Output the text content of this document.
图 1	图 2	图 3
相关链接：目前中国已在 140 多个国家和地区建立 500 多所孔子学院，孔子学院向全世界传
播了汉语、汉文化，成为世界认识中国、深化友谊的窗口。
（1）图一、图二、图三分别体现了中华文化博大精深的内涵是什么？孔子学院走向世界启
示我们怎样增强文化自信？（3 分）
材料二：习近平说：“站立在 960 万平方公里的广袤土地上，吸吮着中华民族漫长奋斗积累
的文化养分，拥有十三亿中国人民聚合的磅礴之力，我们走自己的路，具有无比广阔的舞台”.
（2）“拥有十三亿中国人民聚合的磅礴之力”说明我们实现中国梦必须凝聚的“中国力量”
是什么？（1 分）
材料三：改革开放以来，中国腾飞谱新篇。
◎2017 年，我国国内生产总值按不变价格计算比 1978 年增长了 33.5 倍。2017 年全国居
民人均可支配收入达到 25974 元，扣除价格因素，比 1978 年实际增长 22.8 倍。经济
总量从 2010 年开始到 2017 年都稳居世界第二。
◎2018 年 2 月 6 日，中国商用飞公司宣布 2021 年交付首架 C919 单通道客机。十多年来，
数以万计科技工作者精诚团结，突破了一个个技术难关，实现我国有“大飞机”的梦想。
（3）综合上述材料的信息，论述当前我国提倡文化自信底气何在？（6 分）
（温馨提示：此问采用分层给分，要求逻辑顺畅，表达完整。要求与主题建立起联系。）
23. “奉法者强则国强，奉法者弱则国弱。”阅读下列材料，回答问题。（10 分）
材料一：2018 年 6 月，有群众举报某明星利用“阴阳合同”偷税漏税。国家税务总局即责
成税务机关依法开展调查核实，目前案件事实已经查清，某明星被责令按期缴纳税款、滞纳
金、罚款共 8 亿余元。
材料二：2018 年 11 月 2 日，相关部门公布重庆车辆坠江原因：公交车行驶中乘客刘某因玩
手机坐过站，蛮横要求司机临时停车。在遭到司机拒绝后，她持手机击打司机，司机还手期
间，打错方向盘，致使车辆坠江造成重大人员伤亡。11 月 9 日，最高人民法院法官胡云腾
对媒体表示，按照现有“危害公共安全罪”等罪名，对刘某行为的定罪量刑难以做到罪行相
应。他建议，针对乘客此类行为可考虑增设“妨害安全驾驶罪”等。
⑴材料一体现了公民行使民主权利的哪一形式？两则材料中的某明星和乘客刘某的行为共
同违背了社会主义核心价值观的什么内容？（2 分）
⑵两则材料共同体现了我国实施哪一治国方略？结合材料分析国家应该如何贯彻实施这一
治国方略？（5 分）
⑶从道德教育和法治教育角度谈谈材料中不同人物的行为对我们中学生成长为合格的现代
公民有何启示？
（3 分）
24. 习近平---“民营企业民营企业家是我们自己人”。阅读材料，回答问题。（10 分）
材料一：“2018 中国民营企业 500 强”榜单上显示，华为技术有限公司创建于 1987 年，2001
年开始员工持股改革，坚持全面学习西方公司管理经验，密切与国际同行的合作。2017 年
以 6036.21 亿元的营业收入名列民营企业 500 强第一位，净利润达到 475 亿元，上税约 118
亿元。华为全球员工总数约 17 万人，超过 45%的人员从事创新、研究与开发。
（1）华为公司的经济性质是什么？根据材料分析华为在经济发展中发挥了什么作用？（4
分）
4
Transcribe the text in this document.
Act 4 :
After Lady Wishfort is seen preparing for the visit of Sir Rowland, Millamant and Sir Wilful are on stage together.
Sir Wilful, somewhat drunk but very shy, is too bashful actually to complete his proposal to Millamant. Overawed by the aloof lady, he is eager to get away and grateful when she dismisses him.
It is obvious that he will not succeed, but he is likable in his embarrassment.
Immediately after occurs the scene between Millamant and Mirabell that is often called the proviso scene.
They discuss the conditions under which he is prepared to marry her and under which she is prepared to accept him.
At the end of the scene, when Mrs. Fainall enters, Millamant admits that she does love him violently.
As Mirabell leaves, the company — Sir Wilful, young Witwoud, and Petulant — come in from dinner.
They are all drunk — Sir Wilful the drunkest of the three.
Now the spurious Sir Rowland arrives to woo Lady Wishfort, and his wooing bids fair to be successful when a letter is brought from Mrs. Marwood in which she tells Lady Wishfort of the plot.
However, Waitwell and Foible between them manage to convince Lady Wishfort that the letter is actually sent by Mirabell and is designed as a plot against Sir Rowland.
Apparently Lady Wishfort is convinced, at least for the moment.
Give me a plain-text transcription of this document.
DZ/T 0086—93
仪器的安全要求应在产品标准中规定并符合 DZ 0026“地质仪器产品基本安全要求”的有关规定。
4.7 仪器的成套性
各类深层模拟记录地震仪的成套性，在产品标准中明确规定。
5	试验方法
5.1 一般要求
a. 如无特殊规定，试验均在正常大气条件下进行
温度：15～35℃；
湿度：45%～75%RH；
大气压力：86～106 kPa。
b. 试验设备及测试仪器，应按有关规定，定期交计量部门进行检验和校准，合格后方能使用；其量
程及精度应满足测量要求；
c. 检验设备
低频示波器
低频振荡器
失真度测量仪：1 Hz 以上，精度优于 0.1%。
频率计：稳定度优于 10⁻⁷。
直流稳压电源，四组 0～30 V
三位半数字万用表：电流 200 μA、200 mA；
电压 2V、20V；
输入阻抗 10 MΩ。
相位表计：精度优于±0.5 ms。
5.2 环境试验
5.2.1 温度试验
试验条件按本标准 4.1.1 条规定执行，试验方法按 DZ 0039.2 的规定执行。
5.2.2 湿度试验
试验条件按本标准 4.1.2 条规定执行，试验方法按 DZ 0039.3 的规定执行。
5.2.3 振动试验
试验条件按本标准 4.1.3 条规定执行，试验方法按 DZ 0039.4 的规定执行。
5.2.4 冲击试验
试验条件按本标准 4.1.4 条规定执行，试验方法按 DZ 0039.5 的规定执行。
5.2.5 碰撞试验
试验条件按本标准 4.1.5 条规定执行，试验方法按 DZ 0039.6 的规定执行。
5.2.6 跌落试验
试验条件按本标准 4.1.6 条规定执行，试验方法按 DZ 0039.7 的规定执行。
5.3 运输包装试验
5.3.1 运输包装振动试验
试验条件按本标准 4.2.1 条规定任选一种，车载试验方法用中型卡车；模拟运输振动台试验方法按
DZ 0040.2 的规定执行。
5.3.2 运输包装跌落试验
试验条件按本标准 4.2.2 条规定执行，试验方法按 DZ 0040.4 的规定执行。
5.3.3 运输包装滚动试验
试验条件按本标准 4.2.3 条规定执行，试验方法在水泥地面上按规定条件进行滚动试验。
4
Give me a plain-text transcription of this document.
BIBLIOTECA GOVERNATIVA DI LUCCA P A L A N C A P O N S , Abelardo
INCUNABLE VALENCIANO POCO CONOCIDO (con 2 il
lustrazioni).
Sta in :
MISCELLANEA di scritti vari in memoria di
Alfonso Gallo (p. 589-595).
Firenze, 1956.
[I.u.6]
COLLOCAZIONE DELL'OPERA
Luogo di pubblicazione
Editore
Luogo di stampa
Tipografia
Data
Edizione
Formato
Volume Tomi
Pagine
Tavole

_Exercise instructions_: Please repeat the listing exactly, with nothing left out.

_Worked answer_:
Output the text content of this document.
图 1	图 2	图 3
相关链接：目前中国已在 140 多个国家和地区建立 500 多所孔子学院，孔子学院向全世界传
播了汉语、汉文化，成为世界认识中国、深化友谊的窗口。
（1）图一、图二、图三分别体现了中华文化博大精深的内涵是什么？孔子学院走向世界启
示我们怎样增强文化自信？（3 分）
材料二：习近平说：“站立在 960 万平方公里的广袤土地上，吸吮着中华民族漫长奋斗积累
的文化养分，拥有十三亿中国人民聚合的磅礴之力，我们走自己的路，具有无比广阔的舞台”.
（2）“拥有十三亿中国人民聚合的磅礴之力”说明我们实现中国梦必须凝聚的“中国力量”
是什么？（1 分）
材料三：改革开放以来，中国腾飞谱新篇。
◎2017 年，我国国内生产总值按不变价格计算比 1978 年增长了 33.5 倍。2017 年全国居
民人均可支配收入达到 25974 元，扣除价格因素，比 1978 年实际增长 22.8 倍。经济
总量从 2010 年开始到 2017 年都稳居世界第二。
◎2018 年 2 月 6 日，中国商用飞公司宣布 2021 年交付首架 C919 单通道客机。十多年来，
数以万计科技工作者精诚团结，突破了一个个技术难关，实现我国有“大飞机”的梦想。
（3）综合上述材料的信息，论述当前我国提倡文化自信底气何在？（6 分）
（温馨提示：此问采用分层给分，要求逻辑顺畅，表达完整。要求与主题建立起联系。）
23. “奉法者强则国强，奉法者弱则国弱。”阅读下列材料，回答问题。（10 分）
材料一：2018 年 6 月，有群众举报某明星利用“阴阳合同”偷税漏税。国家税务总局即责
成税务机关依法开展调查核实，目前案件事实已经查清，某明星被责令按期缴纳税款、滞纳
金、罚款共 8 亿余元。
材料二：2018 年 11 月 2 日，相关部门公布重庆车辆坠江原因：公交车行驶中乘客刘某因玩
手机坐过站，蛮横要求司机临时停车。在遭到司机拒绝后，她持手机击打司机，司机还手期
间，打错方向盘，致使车辆坠江造成重大人员伤亡。11 月 9 日，最高人民法院法官胡云腾
对媒体表示，按照现有“危害公共安全罪”等罪名，对刘某行为的定罪量刑难以做到罪行相
应。他建议，针对乘客此类行为可考虑增设“妨害安全驾驶罪”等。
⑴材料一体现了公民行使民主权利的哪一形式？两则材料中的某明星和乘客刘某的行为共
同违背了社会主义核心价值观的什么内容？（2 分）
⑵两则材料共同体现了我国实施哪一治国方略？结合材料分析国家应该如何贯彻实施这一
治国方略？（5 分）
⑶从道德教育和法治教育角度谈谈材料中不同人物的行为对我们中学生成长为合格的现代
公民有何启示？
（3 分）
24. 习近平---“民营企业民营企业家是我们自己人”。阅读材料，回答问题。（10 分）
材料一：“2018 中国民营企业 500 强”榜单上显示，华为技术有限公司创建于 1987 年，2001
年开始员工持股改革，坚持全面学习西方公司管理经验，密切与国际同行的合作。2017 年
以 6036.21 亿元的营业收入名列民营企业 500 强第一位，净利润达到 475 亿元，上税约 118
亿元。华为全球员工总数约 17 万人，超过 45%的人员从事创新、研究与开发。
（1）华为公司的经济性质是什么？根据材料分析华为在经济发展中发挥了什么作用？（4
分）
4
Transcribe the text in this document.
Act 4 :
After Lady Wishfort is seen preparing for the visit of Sir Rowland, Millamant and Sir Wilful are on stage together.
Sir Wilful, somewhat drunk but very shy, is too bashful actually to complete his proposal to Millamant. Overawed by the aloof lady, he is eager to get away and grateful when she dismisses him.
It is obvious that he will not succeed, but he is likable in his embarrassment.
Immediately after occurs the scene between Millamant and Mirabell that is often called the proviso scene.
They discuss the conditions under which he is prepared to marry her and under which she is prepared to accept him.
At the end of the scene, when Mrs. Fainall enters, Millamant admits that she does love him violently.
As Mirabell leaves, the company — Sir Wilful, young Witwoud, and Petulant — come in from dinner.
They are all drunk — Sir Wilful the drunkest of the three.
Now the spurious Sir Rowland arrives to woo Lady Wishfort, and his wooing bids fair to be successful when a letter is brought from Mrs. Marwood in which she tells Lady Wishfort of the plot.
However, Waitwell and Foible between them manage to convince Lady Wishfort that the letter is actually sent by Mirabell and is designed as a plot against Sir Rowland.
Apparently Lady Wishfort is convinced, at least for the moment.
Give me a plain-text transcription of this document.
DZ/T 0086—93
仪器的安全要求应在产品标准中规定并符合 DZ 0026“地质仪器产品基本安全要求”的有关规定。
4.7 仪器的成套性
各类深层模拟记录地震仪的成套性，在产品标准中明确规定。
5	试验方法
5.1 一般要求
a. 如无特殊规定，试验均在正常大气条件下进行
温度：15～35℃；
湿度：45%～75%RH；
大气压力：86～106 kPa。
b. 试验设备及测试仪器，应按有关规定，定期交计量部门进行检验和校准，合格后方能使用；其量
程及精度应满足测量要求；
c. 检验设备
低频示波器
低频振荡器
失真度测量仪：1 Hz 以上，精度优于 0.1%。
频率计：稳定度优于 10⁻⁷。
直流稳压电源，四组 0～30 V
三位半数字万用表：电流 200 μA、200 mA；
电压 2V、20V；
输入阻抗 10 MΩ。
相位表计：精度优于±0.5 ms。
5.2 环境试验
5.2.1 温度试验
试验条件按本标准 4.1.1 条规定执行，试验方法按 DZ 0039.2 的规定执行。
5.2.2 湿度试验
试验条件按本标准 4.1.2 条规定执行，试验方法按 DZ 0039.3 的规定执行。
5.2.3 振动试验
试验条件按本标准 4.1.3 条规定执行，试验方法按 DZ 0039.4 的规定执行。
5.2.4 冲击试验
试验条件按本标准 4.1.4 条规定执行，试验方法按 DZ 0039.5 的规定执行。
5.2.5 碰撞试验
试验条件按本标准 4.1.5 条规定执行，试验方法按 DZ 0039.6 的规定执行。
5.2.6 跌落试验
试验条件按本标准 4.1.6 条规定执行，试验方法按 DZ 0039.7 的规定执行。
5.3 运输包装试验
5.3.1 运输包装振动试验
试验条件按本标准 4.2.1 条规定任选一种，车载试验方法用中型卡车；模拟运输振动台试验方法按
DZ 0040.2 的规定执行。
5.3.2 运输包装跌落试验
试验条件按本标准 4.2.2 条规定执行，试验方法按 DZ 0040.4 的规定执行。
5.3.3 运输包装滚动试验
试验条件按本标准 4.2.3 条规定执行，试验方法在水泥地面上按规定条件进行滚动试验。
4
Give me a plain-text transcription of this document.
BIBLIOTECA GOVERNATIVA DI LUCCA P A L A N C A P O N S , Abelardo
INCUNABLE VALENCIANO POCO CONOCIDO (con 2 il
lustrazioni).
Sta in :
MISCELLANEA di scritti vari in memoria di
Alfonso Gallo (p. 589-595).
Firenze, 1956.
[I.u.6]
COLLOCAZIONE DELL'OPERA
Luogo di pubblicazione
Editore
Luogo di stampa
Tipografia
Data
Edizione
Formato
Volume Tomi
Pagine
Tavole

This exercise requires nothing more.